- WORK TO DO
Images must not appear in your copy; reproduce every other part of the records exactly.

** start **

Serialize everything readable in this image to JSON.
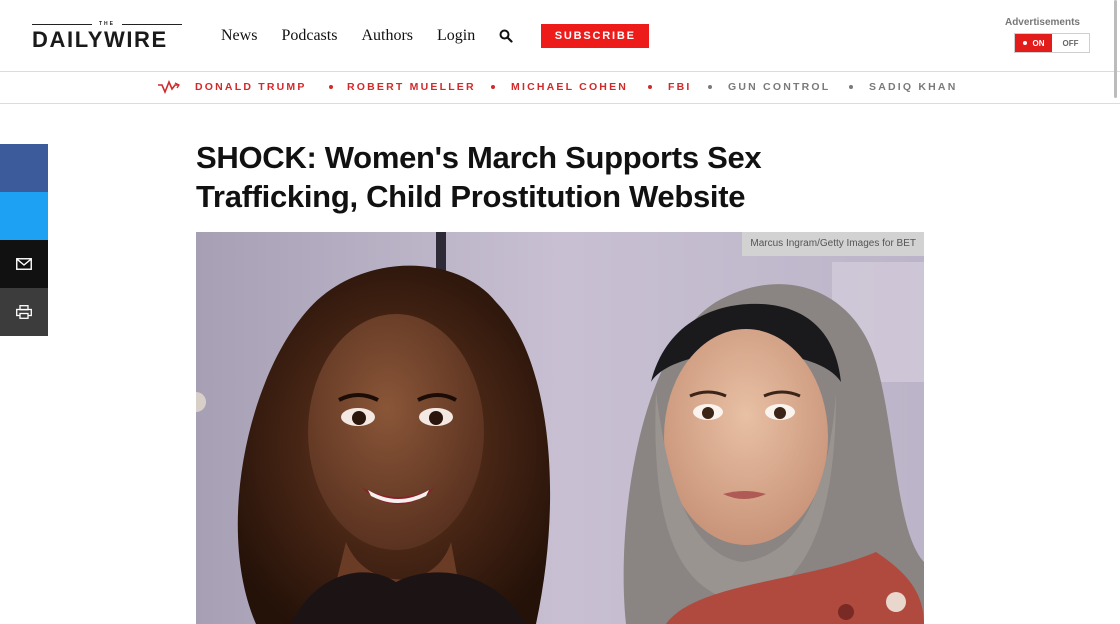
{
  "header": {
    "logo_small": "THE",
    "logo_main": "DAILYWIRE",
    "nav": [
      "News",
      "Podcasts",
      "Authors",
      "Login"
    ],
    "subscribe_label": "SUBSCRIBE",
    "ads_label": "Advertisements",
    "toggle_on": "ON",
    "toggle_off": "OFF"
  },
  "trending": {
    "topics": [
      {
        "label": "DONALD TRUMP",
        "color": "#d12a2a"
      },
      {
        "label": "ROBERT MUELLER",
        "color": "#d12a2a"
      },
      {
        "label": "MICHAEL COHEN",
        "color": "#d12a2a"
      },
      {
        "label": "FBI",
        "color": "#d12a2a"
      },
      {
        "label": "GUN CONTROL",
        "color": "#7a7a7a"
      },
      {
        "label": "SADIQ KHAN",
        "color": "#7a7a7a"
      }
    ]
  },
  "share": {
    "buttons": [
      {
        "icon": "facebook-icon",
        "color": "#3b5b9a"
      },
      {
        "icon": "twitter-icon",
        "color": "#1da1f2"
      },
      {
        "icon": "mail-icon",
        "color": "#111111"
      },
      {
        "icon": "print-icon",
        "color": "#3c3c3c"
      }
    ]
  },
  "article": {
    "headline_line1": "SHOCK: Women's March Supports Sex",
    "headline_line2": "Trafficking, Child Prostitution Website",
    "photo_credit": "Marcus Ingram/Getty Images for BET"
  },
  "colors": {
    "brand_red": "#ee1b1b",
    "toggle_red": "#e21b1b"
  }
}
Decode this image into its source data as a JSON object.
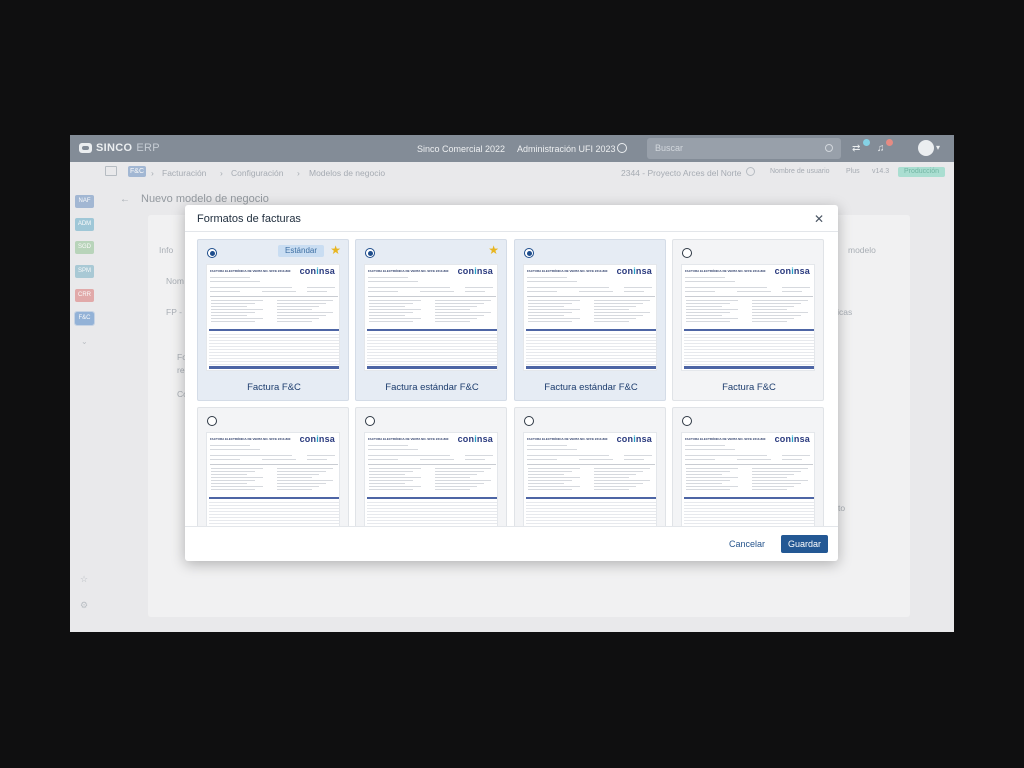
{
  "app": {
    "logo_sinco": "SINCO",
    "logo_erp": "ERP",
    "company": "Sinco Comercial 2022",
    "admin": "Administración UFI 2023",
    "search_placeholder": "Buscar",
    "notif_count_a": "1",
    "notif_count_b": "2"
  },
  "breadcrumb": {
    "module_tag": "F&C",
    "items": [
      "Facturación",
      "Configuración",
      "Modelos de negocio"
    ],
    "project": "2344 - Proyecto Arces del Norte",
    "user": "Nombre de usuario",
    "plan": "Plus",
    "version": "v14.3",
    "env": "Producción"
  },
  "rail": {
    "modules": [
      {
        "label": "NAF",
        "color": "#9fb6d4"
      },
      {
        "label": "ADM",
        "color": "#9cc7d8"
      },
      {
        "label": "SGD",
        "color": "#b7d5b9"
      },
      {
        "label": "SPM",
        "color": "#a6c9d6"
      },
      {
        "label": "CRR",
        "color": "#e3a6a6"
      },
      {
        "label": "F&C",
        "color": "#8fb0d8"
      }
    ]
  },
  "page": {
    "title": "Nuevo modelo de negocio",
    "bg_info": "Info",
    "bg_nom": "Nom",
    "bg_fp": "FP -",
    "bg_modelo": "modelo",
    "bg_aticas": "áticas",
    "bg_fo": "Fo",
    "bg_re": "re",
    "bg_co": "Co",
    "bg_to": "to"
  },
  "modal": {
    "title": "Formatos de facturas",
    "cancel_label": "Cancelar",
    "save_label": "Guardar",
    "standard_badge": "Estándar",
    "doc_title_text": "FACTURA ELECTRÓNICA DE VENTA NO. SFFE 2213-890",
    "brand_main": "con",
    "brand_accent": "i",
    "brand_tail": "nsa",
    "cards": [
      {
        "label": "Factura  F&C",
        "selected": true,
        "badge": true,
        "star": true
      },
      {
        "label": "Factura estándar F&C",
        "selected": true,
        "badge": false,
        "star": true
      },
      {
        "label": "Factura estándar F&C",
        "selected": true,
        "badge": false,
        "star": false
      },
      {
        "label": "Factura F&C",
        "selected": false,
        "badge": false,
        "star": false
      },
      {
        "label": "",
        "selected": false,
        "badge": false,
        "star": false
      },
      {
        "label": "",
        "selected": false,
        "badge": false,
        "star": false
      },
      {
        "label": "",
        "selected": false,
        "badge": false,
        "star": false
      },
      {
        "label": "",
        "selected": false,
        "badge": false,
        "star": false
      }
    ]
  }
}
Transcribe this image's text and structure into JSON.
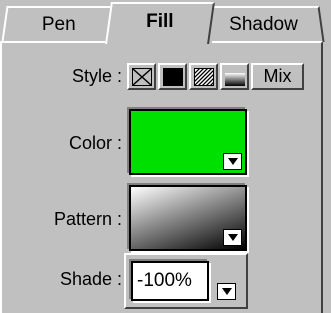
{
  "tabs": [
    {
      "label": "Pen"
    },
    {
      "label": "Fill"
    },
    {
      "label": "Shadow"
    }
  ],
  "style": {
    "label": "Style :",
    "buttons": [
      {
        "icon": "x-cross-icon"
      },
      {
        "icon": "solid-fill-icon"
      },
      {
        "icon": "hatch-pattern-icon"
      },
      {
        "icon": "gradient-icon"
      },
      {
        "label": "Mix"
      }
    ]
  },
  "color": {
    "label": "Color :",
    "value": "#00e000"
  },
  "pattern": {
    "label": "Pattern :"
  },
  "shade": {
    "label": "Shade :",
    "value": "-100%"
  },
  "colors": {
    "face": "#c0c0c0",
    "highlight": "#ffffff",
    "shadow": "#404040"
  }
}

** end **

- ANSWER TO THIS PROBLEM
Serialize everything readable in this image to JSON.
{
  "header": {
    "logo_small": "THE",
    "logo_main": "DAILYWIRE",
    "nav": [
      "News",
      "Podcasts",
      "Authors",
      "Login"
    ],
    "subscribe_label": "SUBSCRIBE",
    "ads_label": "Advertisements",
    "toggle_on": "ON",
    "toggle_off": "OFF"
  },
  "trending": {
    "topics": [
      {
        "label": "DONALD TRUMP",
        "color": "#d12a2a"
      },
      {
        "label": "ROBERT MUELLER",
        "color": "#d12a2a"
      },
      {
        "label": "MICHAEL COHEN",
        "color": "#d12a2a"
      },
      {
        "label": "FBI",
        "color": "#d12a2a"
      },
      {
        "label": "GUN CONTROL",
        "color": "#7a7a7a"
      },
      {
        "label": "SADIQ KHAN",
        "color": "#7a7a7a"
      }
    ]
  },
  "share": {
    "buttons": [
      {
        "icon": "facebook-icon",
        "color": "#3b5b9a"
      },
      {
        "icon": "twitter-icon",
        "color": "#1da1f2"
      },
      {
        "icon": "mail-icon",
        "color": "#111111"
      },
      {
        "icon": "print-icon",
        "color": "#3c3c3c"
      }
    ]
  },
  "article": {
    "headline_line1": "SHOCK: Women's March Supports Sex",
    "headline_line2": "Trafficking, Child Prostitution Website",
    "photo_credit": "Marcus Ingram/Getty Images for BET"
  },
  "colors": {
    "brand_red": "#ee1b1b",
    "toggle_red": "#e21b1b"
  }
}
Decode this image into its source data as a JSON object.
{
  "app": {
    "logo_sinco": "SINCO",
    "logo_erp": "ERP",
    "company": "Sinco Comercial 2022",
    "admin": "Administración UFI 2023",
    "search_placeholder": "Buscar",
    "notif_count_a": "1",
    "notif_count_b": "2"
  },
  "breadcrumb": {
    "module_tag": "F&C",
    "items": [
      "Facturación",
      "Configuración",
      "Modelos de negocio"
    ],
    "project": "2344 - Proyecto Arces del Norte",
    "user": "Nombre de usuario",
    "plan": "Plus",
    "version": "v14.3",
    "env": "Producción"
  },
  "rail": {
    "modules": [
      {
        "label": "NAF",
        "color": "#9fb6d4"
      },
      {
        "label": "ADM",
        "color": "#9cc7d8"
      },
      {
        "label": "SGD",
        "color": "#b7d5b9"
      },
      {
        "label": "SPM",
        "color": "#a6c9d6"
      },
      {
        "label": "CRR",
        "color": "#e3a6a6"
      },
      {
        "label": "F&C",
        "color": "#8fb0d8"
      }
    ]
  },
  "page": {
    "title": "Nuevo modelo de negocio",
    "bg_info": "Info",
    "bg_nom": "Nom",
    "bg_fp": "FP -",
    "bg_modelo": "modelo",
    "bg_aticas": "áticas",
    "bg_fo": "Fo",
    "bg_re": "re",
    "bg_co": "Co",
    "bg_to": "to"
  },
  "modal": {
    "title": "Formatos de facturas",
    "cancel_label": "Cancelar",
    "save_label": "Guardar",
    "standard_badge": "Estándar",
    "doc_title_text": "FACTURA ELECTRÓNICA DE VENTA NO. SFFE 2213-890",
    "brand_main": "con",
    "brand_accent": "i",
    "brand_tail": "nsa",
    "cards": [
      {
        "label": "Factura  F&C",
        "selected": true,
        "badge": true,
        "star": true
      },
      {
        "label": "Factura estándar F&C",
        "selected": true,
        "badge": false,
        "star": true
      },
      {
        "label": "Factura estándar F&C",
        "selected": true,
        "badge": false,
        "star": false
      },
      {
        "label": "Factura F&C",
        "selected": false,
        "badge": false,
        "star": false
      },
      {
        "label": "",
        "selected": false,
        "badge": false,
        "star": false
      },
      {
        "label": "",
        "selected": false,
        "badge": false,
        "star": false
      },
      {
        "label": "",
        "selected": false,
        "badge": false,
        "star": false
      },
      {
        "label": "",
        "selected": false,
        "badge": false,
        "star": false
      }
    ]
  }
}
Transcribe this image's text and structure into JSON.
{
  "tabs": [
    {
      "label": "Pen"
    },
    {
      "label": "Fill"
    },
    {
      "label": "Shadow"
    }
  ],
  "style": {
    "label": "Style :",
    "buttons": [
      {
        "icon": "x-cross-icon"
      },
      {
        "icon": "solid-fill-icon"
      },
      {
        "icon": "hatch-pattern-icon"
      },
      {
        "icon": "gradient-icon"
      },
      {
        "label": "Mix"
      }
    ]
  },
  "color": {
    "label": "Color :",
    "value": "#00e000"
  },
  "pattern": {
    "label": "Pattern :"
  },
  "shade": {
    "label": "Shade :",
    "value": "-100%"
  },
  "colors": {
    "face": "#c0c0c0",
    "highlight": "#ffffff",
    "shadow": "#404040"
  }
}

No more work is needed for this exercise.